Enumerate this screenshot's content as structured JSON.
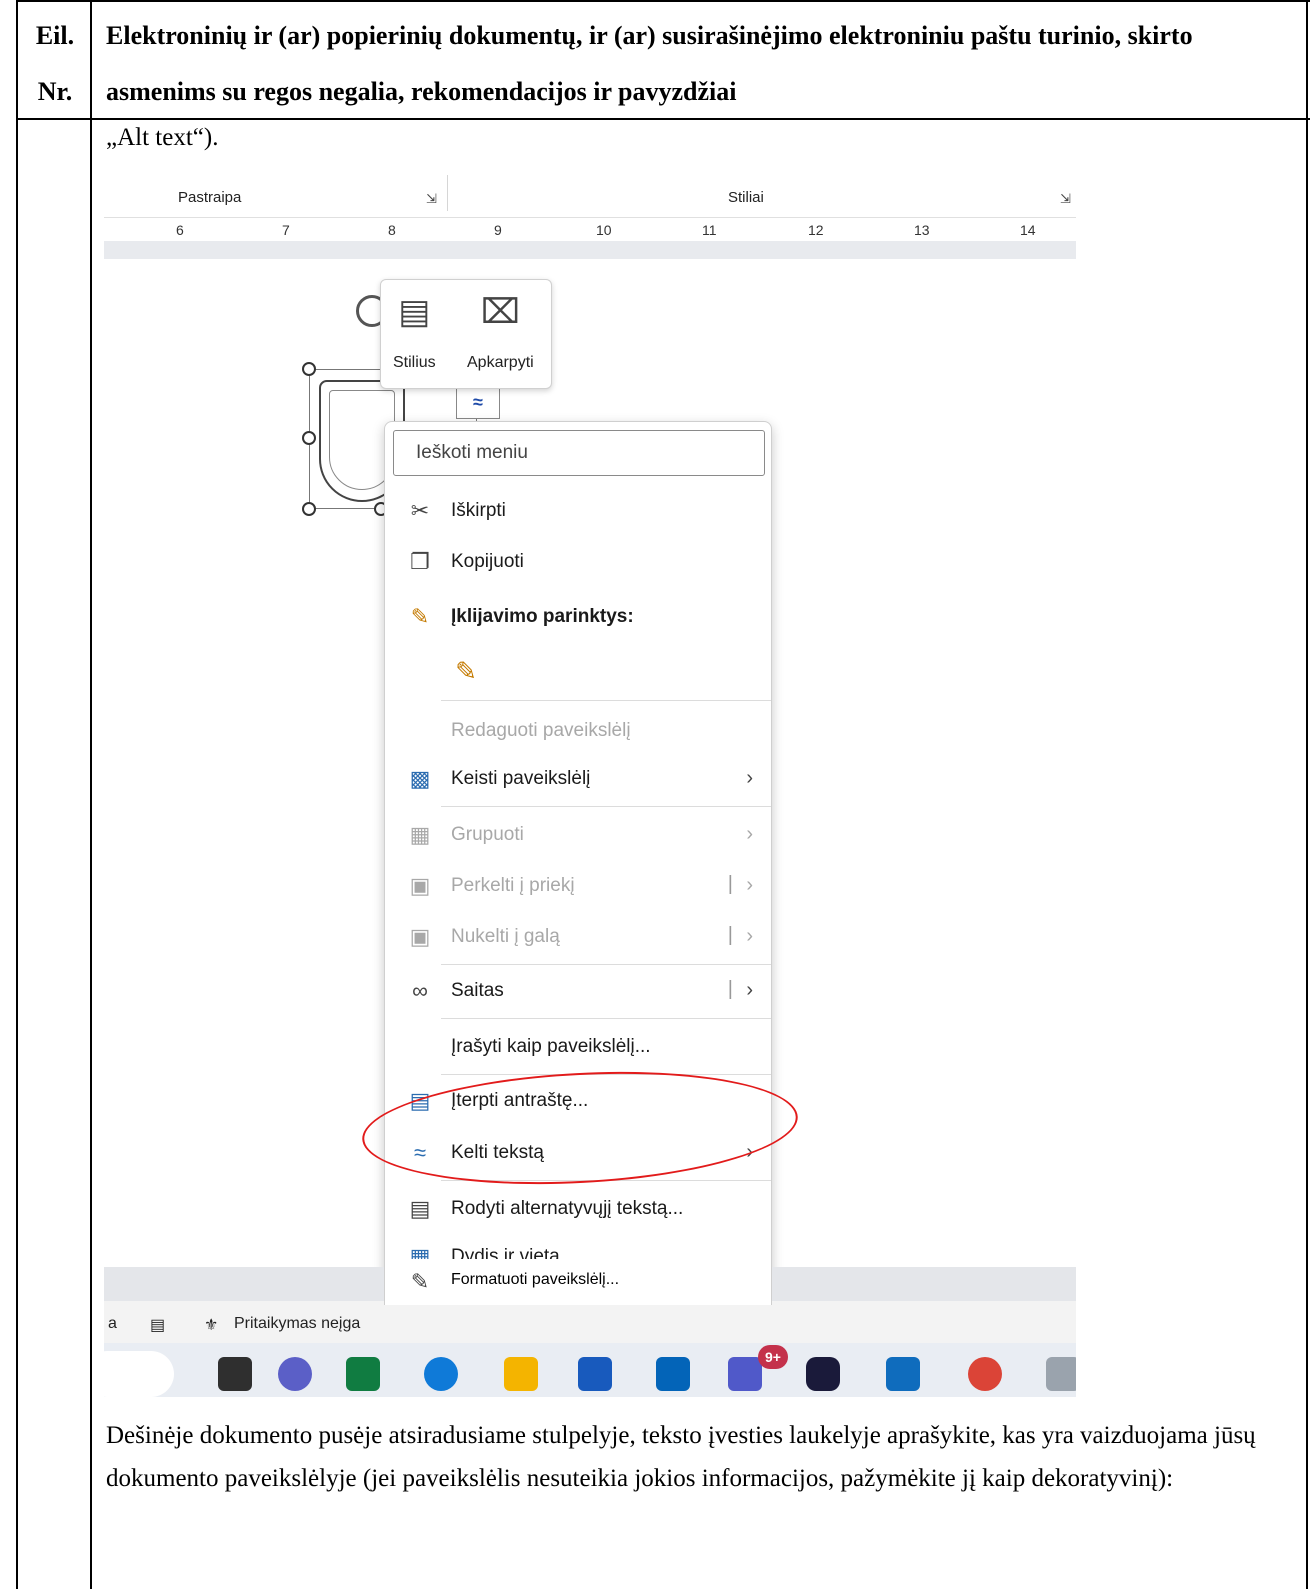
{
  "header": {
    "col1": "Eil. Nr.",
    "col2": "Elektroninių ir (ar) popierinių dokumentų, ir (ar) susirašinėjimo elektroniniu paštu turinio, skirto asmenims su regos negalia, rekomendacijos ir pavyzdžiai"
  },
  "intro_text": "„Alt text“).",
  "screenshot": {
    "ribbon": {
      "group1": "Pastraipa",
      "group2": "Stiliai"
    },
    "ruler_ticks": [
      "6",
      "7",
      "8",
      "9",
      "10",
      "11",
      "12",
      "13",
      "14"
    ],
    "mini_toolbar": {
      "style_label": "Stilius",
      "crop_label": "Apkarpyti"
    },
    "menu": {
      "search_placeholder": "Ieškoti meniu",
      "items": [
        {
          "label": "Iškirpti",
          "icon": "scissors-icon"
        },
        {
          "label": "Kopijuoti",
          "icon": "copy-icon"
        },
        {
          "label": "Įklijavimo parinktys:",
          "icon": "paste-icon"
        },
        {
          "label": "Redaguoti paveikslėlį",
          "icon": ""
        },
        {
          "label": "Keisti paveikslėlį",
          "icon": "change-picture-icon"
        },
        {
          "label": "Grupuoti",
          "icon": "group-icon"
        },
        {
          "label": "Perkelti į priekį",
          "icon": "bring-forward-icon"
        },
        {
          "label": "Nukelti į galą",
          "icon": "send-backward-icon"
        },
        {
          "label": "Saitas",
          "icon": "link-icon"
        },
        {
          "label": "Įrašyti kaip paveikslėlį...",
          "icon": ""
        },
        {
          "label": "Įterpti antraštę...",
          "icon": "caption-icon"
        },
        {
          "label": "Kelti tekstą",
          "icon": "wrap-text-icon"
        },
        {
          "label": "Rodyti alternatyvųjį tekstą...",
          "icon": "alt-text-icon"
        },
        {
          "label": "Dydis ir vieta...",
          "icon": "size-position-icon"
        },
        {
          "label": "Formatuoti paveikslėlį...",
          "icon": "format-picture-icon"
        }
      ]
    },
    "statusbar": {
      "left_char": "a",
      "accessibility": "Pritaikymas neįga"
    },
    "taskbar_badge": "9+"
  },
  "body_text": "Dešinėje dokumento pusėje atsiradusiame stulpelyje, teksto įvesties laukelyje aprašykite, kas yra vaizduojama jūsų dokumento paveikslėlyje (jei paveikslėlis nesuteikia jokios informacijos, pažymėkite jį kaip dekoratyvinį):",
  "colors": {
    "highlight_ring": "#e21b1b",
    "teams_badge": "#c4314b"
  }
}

==========

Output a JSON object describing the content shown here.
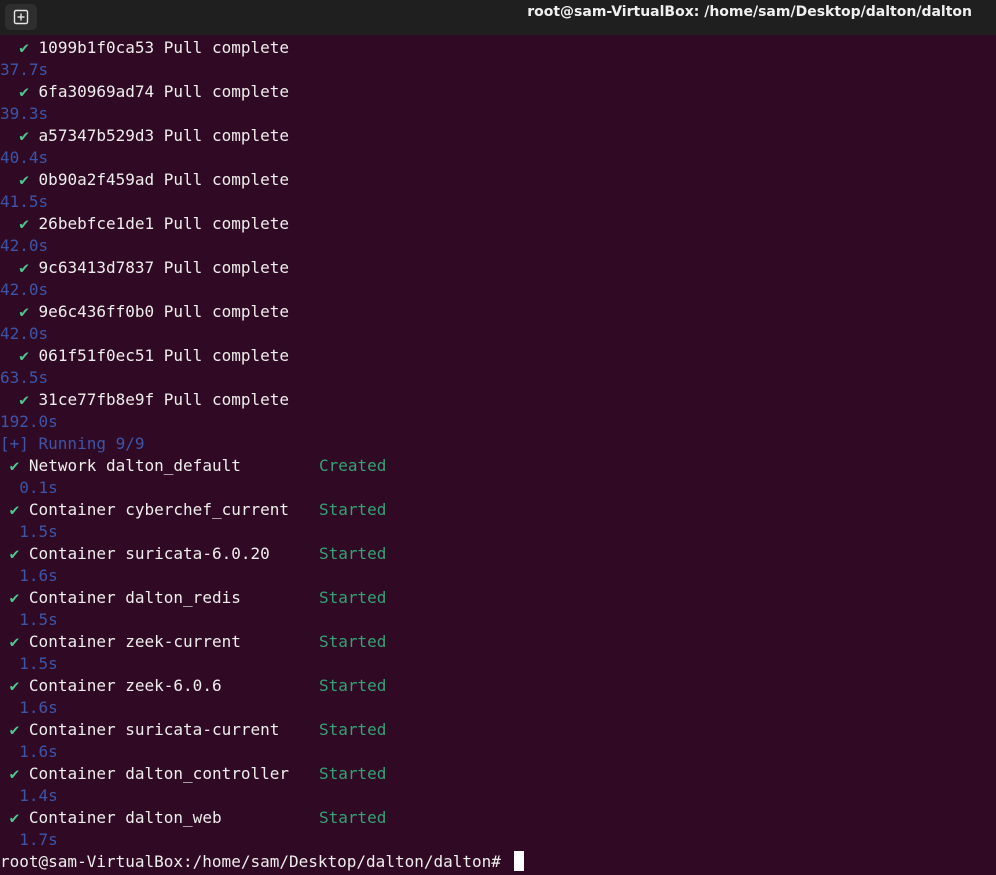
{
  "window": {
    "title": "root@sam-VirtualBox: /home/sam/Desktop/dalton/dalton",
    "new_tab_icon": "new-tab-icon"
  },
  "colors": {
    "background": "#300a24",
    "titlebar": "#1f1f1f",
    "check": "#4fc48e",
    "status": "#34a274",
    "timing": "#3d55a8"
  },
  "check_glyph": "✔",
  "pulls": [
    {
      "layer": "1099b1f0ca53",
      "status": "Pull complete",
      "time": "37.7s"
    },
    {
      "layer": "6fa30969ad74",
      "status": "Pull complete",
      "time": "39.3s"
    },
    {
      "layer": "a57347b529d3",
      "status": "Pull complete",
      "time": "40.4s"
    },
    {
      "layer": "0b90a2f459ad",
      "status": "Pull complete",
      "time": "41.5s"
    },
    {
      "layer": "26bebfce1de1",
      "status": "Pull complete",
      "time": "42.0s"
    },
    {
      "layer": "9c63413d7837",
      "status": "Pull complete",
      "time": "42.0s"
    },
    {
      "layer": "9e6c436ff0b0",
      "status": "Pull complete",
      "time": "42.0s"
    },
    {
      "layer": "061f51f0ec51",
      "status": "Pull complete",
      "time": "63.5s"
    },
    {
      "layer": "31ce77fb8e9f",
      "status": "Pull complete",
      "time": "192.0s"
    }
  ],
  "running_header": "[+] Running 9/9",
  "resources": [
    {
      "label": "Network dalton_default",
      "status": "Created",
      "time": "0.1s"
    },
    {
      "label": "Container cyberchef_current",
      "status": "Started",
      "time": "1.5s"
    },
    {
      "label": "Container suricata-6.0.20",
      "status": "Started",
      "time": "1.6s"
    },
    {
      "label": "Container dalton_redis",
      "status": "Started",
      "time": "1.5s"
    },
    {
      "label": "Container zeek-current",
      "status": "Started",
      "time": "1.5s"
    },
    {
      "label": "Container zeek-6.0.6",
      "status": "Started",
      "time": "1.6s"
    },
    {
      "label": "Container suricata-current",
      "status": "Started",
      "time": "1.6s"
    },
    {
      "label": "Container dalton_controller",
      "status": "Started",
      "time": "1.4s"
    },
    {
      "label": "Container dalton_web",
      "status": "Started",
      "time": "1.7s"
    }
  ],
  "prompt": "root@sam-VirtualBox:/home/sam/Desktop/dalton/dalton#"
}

==========

Exercise brief
Identify each line containing the string "zeek" and copy it out.

Result of this task
      "label": "Container zeek-current",
      "label": "Container zeek-6.0.6",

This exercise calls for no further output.